Exercise task |
Report the number of lines that hold the string "电子设备装接中级工职业资格证". Leave out any other text.

Given records |
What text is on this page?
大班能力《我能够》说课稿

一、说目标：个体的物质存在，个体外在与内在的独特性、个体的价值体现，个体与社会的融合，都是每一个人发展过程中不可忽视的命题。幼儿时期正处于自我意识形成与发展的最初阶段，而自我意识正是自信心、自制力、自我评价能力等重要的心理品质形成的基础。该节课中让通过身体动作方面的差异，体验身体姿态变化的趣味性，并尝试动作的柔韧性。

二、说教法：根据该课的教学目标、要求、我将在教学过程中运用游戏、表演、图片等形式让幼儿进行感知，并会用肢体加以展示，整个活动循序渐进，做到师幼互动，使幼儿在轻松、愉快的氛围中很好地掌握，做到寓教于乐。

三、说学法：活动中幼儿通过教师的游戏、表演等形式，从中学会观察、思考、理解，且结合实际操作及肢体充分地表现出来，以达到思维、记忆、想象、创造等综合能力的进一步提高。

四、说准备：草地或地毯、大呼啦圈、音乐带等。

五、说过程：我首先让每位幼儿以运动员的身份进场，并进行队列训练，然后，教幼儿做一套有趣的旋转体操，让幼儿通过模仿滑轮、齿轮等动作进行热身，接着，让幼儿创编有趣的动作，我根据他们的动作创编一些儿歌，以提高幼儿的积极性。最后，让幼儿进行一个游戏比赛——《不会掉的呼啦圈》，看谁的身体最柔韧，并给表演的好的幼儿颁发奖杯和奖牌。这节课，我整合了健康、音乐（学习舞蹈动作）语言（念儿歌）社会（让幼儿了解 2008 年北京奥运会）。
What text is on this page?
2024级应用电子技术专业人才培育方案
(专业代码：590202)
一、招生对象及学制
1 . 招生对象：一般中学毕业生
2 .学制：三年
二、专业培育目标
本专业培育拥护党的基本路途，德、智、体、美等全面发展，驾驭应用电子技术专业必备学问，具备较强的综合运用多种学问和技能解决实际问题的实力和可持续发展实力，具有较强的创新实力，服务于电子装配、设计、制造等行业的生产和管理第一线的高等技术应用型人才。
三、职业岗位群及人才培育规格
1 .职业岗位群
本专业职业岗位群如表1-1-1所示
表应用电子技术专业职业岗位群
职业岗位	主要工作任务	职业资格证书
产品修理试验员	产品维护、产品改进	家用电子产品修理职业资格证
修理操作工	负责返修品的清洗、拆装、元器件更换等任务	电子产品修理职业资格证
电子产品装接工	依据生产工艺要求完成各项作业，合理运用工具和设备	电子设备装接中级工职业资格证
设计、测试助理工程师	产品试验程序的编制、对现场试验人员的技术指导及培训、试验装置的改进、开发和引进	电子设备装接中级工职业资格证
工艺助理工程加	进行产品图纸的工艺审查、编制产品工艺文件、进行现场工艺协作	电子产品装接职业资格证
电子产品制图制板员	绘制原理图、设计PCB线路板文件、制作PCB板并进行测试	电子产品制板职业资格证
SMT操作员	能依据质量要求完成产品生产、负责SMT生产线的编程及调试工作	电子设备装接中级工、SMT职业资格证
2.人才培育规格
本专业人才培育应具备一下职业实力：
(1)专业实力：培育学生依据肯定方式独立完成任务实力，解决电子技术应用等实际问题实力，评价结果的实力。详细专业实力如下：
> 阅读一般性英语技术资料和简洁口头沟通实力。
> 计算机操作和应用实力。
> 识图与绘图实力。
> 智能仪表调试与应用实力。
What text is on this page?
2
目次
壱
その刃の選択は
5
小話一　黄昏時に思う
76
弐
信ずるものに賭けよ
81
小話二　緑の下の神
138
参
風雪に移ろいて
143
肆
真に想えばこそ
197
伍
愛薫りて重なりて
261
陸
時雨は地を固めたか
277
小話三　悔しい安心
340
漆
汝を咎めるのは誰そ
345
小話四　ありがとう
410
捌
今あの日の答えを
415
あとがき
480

The response |
2